Rows from a dataset:
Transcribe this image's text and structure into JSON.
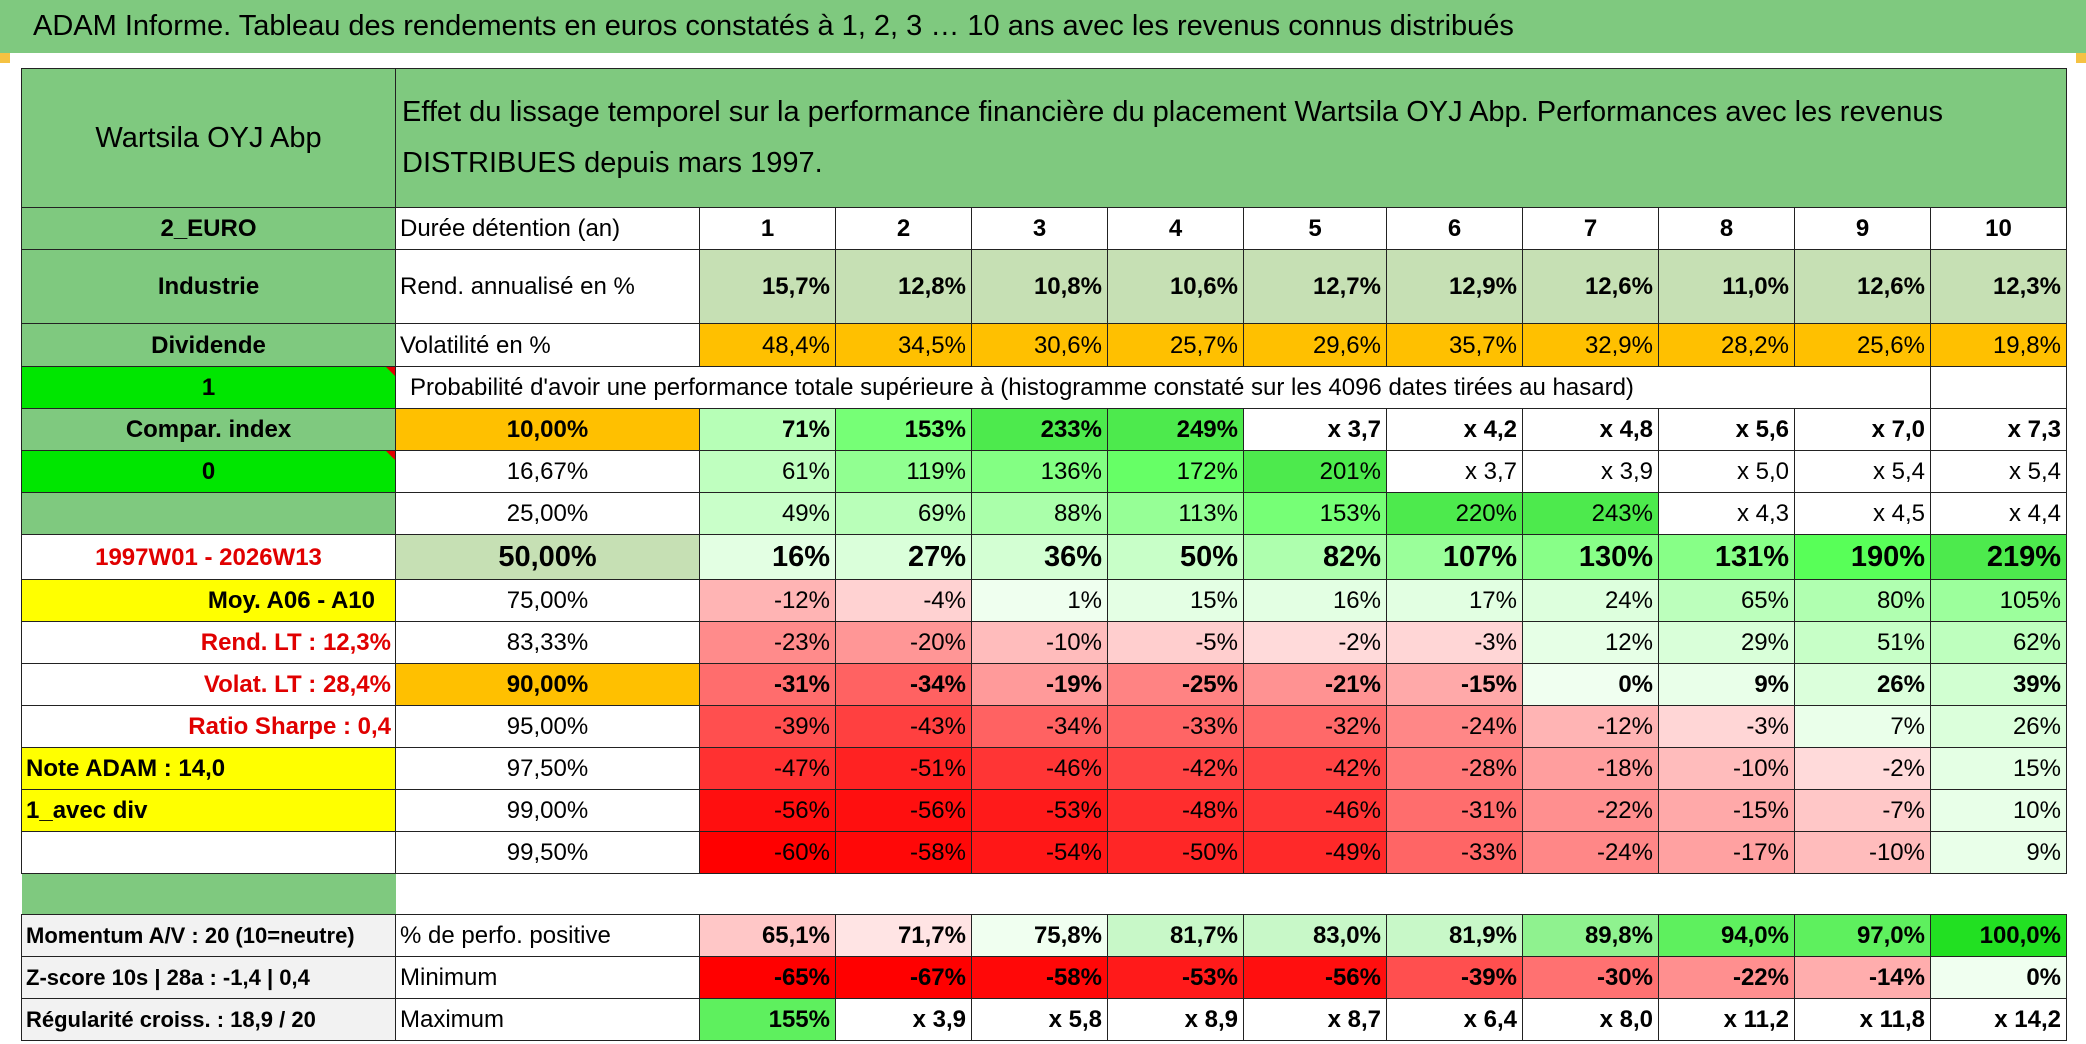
{
  "title": "ADAM Informe. Tableau des rendements en euros constatés à 1, 2, 3 … 10 ans avec les revenus connus distribués",
  "left": {
    "name": "Wartsila OYJ Abp",
    "code": "2_EURO",
    "sector": "Industrie",
    "income_type": "Dividende",
    "one": "1",
    "compar_index": "Compar. index",
    "zero": "0",
    "period": "1997W01 - 2026W13",
    "moy": "Moy. A06 - A10",
    "rend_lt": "Rend. LT :    12,3%",
    "volat_lt": "Volat. LT :    28,4%",
    "sharpe": "Ratio Sharpe :    0,4",
    "note": "Note ADAM : 14,0",
    "avec_div": "1_avec div",
    "momentum": "Momentum A/V : 20 (10=neutre)",
    "zscore": "Z-score 10s | 28a : -1,4 | 0,4",
    "regularite": "Régularité croiss. : 18,9 / 20"
  },
  "header_desc": "Effet du lissage temporel sur la performance financière du placement Wartsila OYJ Abp. Performances avec les revenus DISTRIBUES depuis mars 1997.",
  "duree_label": "Durée détention (an)",
  "years": [
    "1",
    "2",
    "3",
    "4",
    "5",
    "6",
    "7",
    "8",
    "9",
    "10"
  ],
  "rend_label": "Rend. annualisé en %",
  "rend": [
    "15,7%",
    "12,8%",
    "10,8%",
    "10,6%",
    "12,7%",
    "12,9%",
    "12,6%",
    "11,0%",
    "12,6%",
    "12,3%"
  ],
  "vol_label": "Volatilité en %",
  "vol": [
    "48,4%",
    "34,5%",
    "30,6%",
    "25,7%",
    "29,6%",
    "35,7%",
    "32,9%",
    "28,2%",
    "25,6%",
    "19,8%"
  ],
  "prob_label": "Probabilité d'avoir une performance totale supérieure à (histogramme constaté sur les 4096 dates tirées au hasard)",
  "prob_rows": [
    {
      "pct": "10,00%",
      "vals": [
        "71%",
        "153%",
        "233%",
        "249%",
        "x 3,7",
        "x 4,2",
        "x 4,8",
        "x 5,6",
        "x 7,0",
        "x 7,3"
      ]
    },
    {
      "pct": "16,67%",
      "vals": [
        "61%",
        "119%",
        "136%",
        "172%",
        "201%",
        "x 3,7",
        "x 3,9",
        "x 5,0",
        "x 5,4",
        "x 5,4"
      ]
    },
    {
      "pct": "25,00%",
      "vals": [
        "49%",
        "69%",
        "88%",
        "113%",
        "153%",
        "220%",
        "243%",
        "x 4,3",
        "x 4,5",
        "x 4,4"
      ]
    },
    {
      "pct": "50,00%",
      "vals": [
        "16%",
        "27%",
        "36%",
        "50%",
        "82%",
        "107%",
        "130%",
        "131%",
        "190%",
        "219%"
      ]
    },
    {
      "pct": "75,00%",
      "vals": [
        "-12%",
        "-4%",
        "1%",
        "15%",
        "16%",
        "17%",
        "24%",
        "65%",
        "80%",
        "105%"
      ]
    },
    {
      "pct": "83,33%",
      "vals": [
        "-23%",
        "-20%",
        "-10%",
        "-5%",
        "-2%",
        "-3%",
        "12%",
        "29%",
        "51%",
        "62%"
      ]
    },
    {
      "pct": "90,00%",
      "vals": [
        "-31%",
        "-34%",
        "-19%",
        "-25%",
        "-21%",
        "-15%",
        "0%",
        "9%",
        "26%",
        "39%"
      ]
    },
    {
      "pct": "95,00%",
      "vals": [
        "-39%",
        "-43%",
        "-34%",
        "-33%",
        "-32%",
        "-24%",
        "-12%",
        "-3%",
        "7%",
        "26%"
      ]
    },
    {
      "pct": "97,50%",
      "vals": [
        "-47%",
        "-51%",
        "-46%",
        "-42%",
        "-42%",
        "-28%",
        "-18%",
        "-10%",
        "-2%",
        "15%"
      ]
    },
    {
      "pct": "99,00%",
      "vals": [
        "-56%",
        "-56%",
        "-53%",
        "-48%",
        "-46%",
        "-31%",
        "-22%",
        "-15%",
        "-7%",
        "10%"
      ]
    },
    {
      "pct": "99,50%",
      "vals": [
        "-60%",
        "-58%",
        "-54%",
        "-50%",
        "-49%",
        "-33%",
        "-24%",
        "-17%",
        "-10%",
        "9%"
      ]
    }
  ],
  "pos_label": "% de perfo. positive",
  "pos": [
    "65,1%",
    "71,7%",
    "75,8%",
    "81,7%",
    "83,0%",
    "81,9%",
    "89,8%",
    "94,0%",
    "97,0%",
    "100,0%"
  ],
  "min_label": "Minimum",
  "min": [
    "-65%",
    "-67%",
    "-58%",
    "-53%",
    "-56%",
    "-39%",
    "-30%",
    "-22%",
    "-14%",
    "0%"
  ],
  "max_label": "Maximum",
  "max": [
    "155%",
    "x 3,9",
    "x 5,8",
    "x 8,9",
    "x 8,7",
    "x 6,4",
    "x 8,0",
    "x 11,2",
    "x 11,8",
    "x 14,2"
  ],
  "colors": {
    "header_green": "#7fc97f",
    "light_green": "#c6e0b4",
    "orange": "#ffc000",
    "yellow": "#ffff00",
    "bright_green": "#00e600",
    "red_text": "#e00000"
  }
}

> [What you will do]:
Leave out the pictures and transcribe everything else exactly.

> [In response]:
Transcribe this image's text and structure into JSON.
{
  "title": "ADAM Informe. Tableau des rendements en euros constatés à 1, 2, 3 … 10 ans avec les revenus connus distribués",
  "left": {
    "name": "Wartsila OYJ Abp",
    "code": "2_EURO",
    "sector": "Industrie",
    "income_type": "Dividende",
    "one": "1",
    "compar_index": "Compar. index",
    "zero": "0",
    "period": "1997W01 - 2026W13",
    "moy": "Moy. A06 - A10",
    "rend_lt": "Rend. LT :    12,3%",
    "volat_lt": "Volat. LT :    28,4%",
    "sharpe": "Ratio Sharpe :    0,4",
    "note": "Note ADAM : 14,0",
    "avec_div": "1_avec div",
    "momentum": "Momentum A/V : 20 (10=neutre)",
    "zscore": "Z-score 10s | 28a : -1,4 | 0,4",
    "regularite": "Régularité croiss. : 18,9 / 20"
  },
  "header_desc": "Effet du lissage temporel sur la performance financière du placement Wartsila OYJ Abp. Performances avec les revenus DISTRIBUES depuis mars 1997.",
  "duree_label": "Durée détention (an)",
  "years": [
    "1",
    "2",
    "3",
    "4",
    "5",
    "6",
    "7",
    "8",
    "9",
    "10"
  ],
  "rend_label": "Rend. annualisé en %",
  "rend": [
    "15,7%",
    "12,8%",
    "10,8%",
    "10,6%",
    "12,7%",
    "12,9%",
    "12,6%",
    "11,0%",
    "12,6%",
    "12,3%"
  ],
  "vol_label": "Volatilité en %",
  "vol": [
    "48,4%",
    "34,5%",
    "30,6%",
    "25,7%",
    "29,6%",
    "35,7%",
    "32,9%",
    "28,2%",
    "25,6%",
    "19,8%"
  ],
  "prob_label": "Probabilité d'avoir une performance totale supérieure à (histogramme constaté sur les 4096 dates tirées au hasard)",
  "prob_rows": [
    {
      "pct": "10,00%",
      "vals": [
        "71%",
        "153%",
        "233%",
        "249%",
        "x 3,7",
        "x 4,2",
        "x 4,8",
        "x 5,6",
        "x 7,0",
        "x 7,3"
      ]
    },
    {
      "pct": "16,67%",
      "vals": [
        "61%",
        "119%",
        "136%",
        "172%",
        "201%",
        "x 3,7",
        "x 3,9",
        "x 5,0",
        "x 5,4",
        "x 5,4"
      ]
    },
    {
      "pct": "25,00%",
      "vals": [
        "49%",
        "69%",
        "88%",
        "113%",
        "153%",
        "220%",
        "243%",
        "x 4,3",
        "x 4,5",
        "x 4,4"
      ]
    },
    {
      "pct": "50,00%",
      "vals": [
        "16%",
        "27%",
        "36%",
        "50%",
        "82%",
        "107%",
        "130%",
        "131%",
        "190%",
        "219%"
      ]
    },
    {
      "pct": "75,00%",
      "vals": [
        "-12%",
        "-4%",
        "1%",
        "15%",
        "16%",
        "17%",
        "24%",
        "65%",
        "80%",
        "105%"
      ]
    },
    {
      "pct": "83,33%",
      "vals": [
        "-23%",
        "-20%",
        "-10%",
        "-5%",
        "-2%",
        "-3%",
        "12%",
        "29%",
        "51%",
        "62%"
      ]
    },
    {
      "pct": "90,00%",
      "vals": [
        "-31%",
        "-34%",
        "-19%",
        "-25%",
        "-21%",
        "-15%",
        "0%",
        "9%",
        "26%",
        "39%"
      ]
    },
    {
      "pct": "95,00%",
      "vals": [
        "-39%",
        "-43%",
        "-34%",
        "-33%",
        "-32%",
        "-24%",
        "-12%",
        "-3%",
        "7%",
        "26%"
      ]
    },
    {
      "pct": "97,50%",
      "vals": [
        "-47%",
        "-51%",
        "-46%",
        "-42%",
        "-42%",
        "-28%",
        "-18%",
        "-10%",
        "-2%",
        "15%"
      ]
    },
    {
      "pct": "99,00%",
      "vals": [
        "-56%",
        "-56%",
        "-53%",
        "-48%",
        "-46%",
        "-31%",
        "-22%",
        "-15%",
        "-7%",
        "10%"
      ]
    },
    {
      "pct": "99,50%",
      "vals": [
        "-60%",
        "-58%",
        "-54%",
        "-50%",
        "-49%",
        "-33%",
        "-24%",
        "-17%",
        "-10%",
        "9%"
      ]
    }
  ],
  "pos_label": "% de perfo. positive",
  "pos": [
    "65,1%",
    "71,7%",
    "75,8%",
    "81,7%",
    "83,0%",
    "81,9%",
    "89,8%",
    "94,0%",
    "97,0%",
    "100,0%"
  ],
  "min_label": "Minimum",
  "min": [
    "-65%",
    "-67%",
    "-58%",
    "-53%",
    "-56%",
    "-39%",
    "-30%",
    "-22%",
    "-14%",
    "0%"
  ],
  "max_label": "Maximum",
  "max": [
    "155%",
    "x 3,9",
    "x 5,8",
    "x 8,9",
    "x 8,7",
    "x 6,4",
    "x 8,0",
    "x 11,2",
    "x 11,8",
    "x 14,2"
  ],
  "colors": {
    "header_green": "#7fc97f",
    "light_green": "#c6e0b4",
    "orange": "#ffc000",
    "yellow": "#ffff00",
    "bright_green": "#00e600",
    "red_text": "#e00000"
  }
}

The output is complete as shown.